## A block of data:
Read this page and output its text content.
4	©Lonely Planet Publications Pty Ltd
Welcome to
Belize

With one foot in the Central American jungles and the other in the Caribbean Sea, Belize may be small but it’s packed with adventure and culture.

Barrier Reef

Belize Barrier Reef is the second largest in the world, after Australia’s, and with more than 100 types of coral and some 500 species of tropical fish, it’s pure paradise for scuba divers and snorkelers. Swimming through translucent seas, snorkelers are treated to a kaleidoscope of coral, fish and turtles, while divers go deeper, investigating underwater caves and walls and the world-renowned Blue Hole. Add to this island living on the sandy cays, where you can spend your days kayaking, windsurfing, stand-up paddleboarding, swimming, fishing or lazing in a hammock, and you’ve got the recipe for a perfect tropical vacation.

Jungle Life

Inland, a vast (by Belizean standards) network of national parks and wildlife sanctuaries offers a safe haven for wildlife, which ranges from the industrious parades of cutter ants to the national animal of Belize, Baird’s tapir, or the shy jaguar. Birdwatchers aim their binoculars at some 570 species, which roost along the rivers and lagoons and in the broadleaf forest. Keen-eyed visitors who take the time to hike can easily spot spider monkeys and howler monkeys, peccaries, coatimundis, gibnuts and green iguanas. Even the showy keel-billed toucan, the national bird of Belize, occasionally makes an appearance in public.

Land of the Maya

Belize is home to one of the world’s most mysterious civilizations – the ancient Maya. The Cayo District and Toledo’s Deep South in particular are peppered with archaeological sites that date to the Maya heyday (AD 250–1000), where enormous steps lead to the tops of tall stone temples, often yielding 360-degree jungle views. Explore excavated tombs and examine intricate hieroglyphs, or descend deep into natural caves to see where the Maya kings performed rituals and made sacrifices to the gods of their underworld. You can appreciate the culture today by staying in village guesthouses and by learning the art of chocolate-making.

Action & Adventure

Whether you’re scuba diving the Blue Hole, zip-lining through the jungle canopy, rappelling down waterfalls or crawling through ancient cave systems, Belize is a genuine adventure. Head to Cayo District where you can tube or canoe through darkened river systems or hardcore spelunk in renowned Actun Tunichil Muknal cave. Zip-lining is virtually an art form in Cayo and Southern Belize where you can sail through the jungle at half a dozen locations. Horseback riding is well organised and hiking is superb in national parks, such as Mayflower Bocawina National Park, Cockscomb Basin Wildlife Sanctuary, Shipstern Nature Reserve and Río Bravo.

## Aim of the task:
Type out the whole listing above again, exactly as it stands.

## Full answer:
Read this page and output its text content.
4	©Lonely Planet Publications Pty Ltd
Welcome to
Belize

With one foot in the Central American jungles and the other in the Caribbean Sea, Belize may be small but it’s packed with adventure and culture.

Barrier Reef

Belize Barrier Reef is the second largest in the world, after Australia’s, and with more than 100 types of coral and some 500 species of tropical fish, it’s pure paradise for scuba divers and snorkelers. Swimming through translucent seas, snorkelers are treated to a kaleidoscope of coral, fish and turtles, while divers go deeper, investigating underwater caves and walls and the world-renowned Blue Hole. Add to this island living on the sandy cays, where you can spend your days kayaking, windsurfing, stand-up paddleboarding, swimming, fishing or lazing in a hammock, and you’ve got the recipe for a perfect tropical vacation.

Jungle Life

Inland, a vast (by Belizean standards) network of national parks and wildlife sanctuaries offers a safe haven for wildlife, which ranges from the industrious parades of cutter ants to the national animal of Belize, Baird’s tapir, or the shy jaguar. Birdwatchers aim their binoculars at some 570 species, which roost along the rivers and lagoons and in the broadleaf forest. Keen-eyed visitors who take the time to hike can easily spot spider monkeys and howler monkeys, peccaries, coatimundis, gibnuts and green iguanas. Even the showy keel-billed toucan, the national bird of Belize, occasionally makes an appearance in public.

Land of the Maya

Belize is home to one of the world’s most mysterious civilizations – the ancient Maya. The Cayo District and Toledo’s Deep South in particular are peppered with archaeological sites that date to the Maya heyday (AD 250–1000), where enormous steps lead to the tops of tall stone temples, often yielding 360-degree jungle views. Explore excavated tombs and examine intricate hieroglyphs, or descend deep into natural caves to see where the Maya kings performed rituals and made sacrifices to the gods of their underworld. You can appreciate the culture today by staying in village guesthouses and by learning the art of chocolate-making.

Action & Adventure

Whether you’re scuba diving the Blue Hole, zip-lining through the jungle canopy, rappelling down waterfalls or crawling through ancient cave systems, Belize is a genuine adventure. Head to Cayo District where you can tube or canoe through darkened river systems or hardcore spelunk in renowned Actun Tunichil Muknal cave. Zip-lining is virtually an art form in Cayo and Southern Belize where you can sail through the jungle at half a dozen locations. Horseback riding is well organised and hiking is superb in national parks, such as Mayflower Bocawina National Park, Cockscomb Basin Wildlife Sanctuary, Shipstern Nature Reserve and Río Bravo.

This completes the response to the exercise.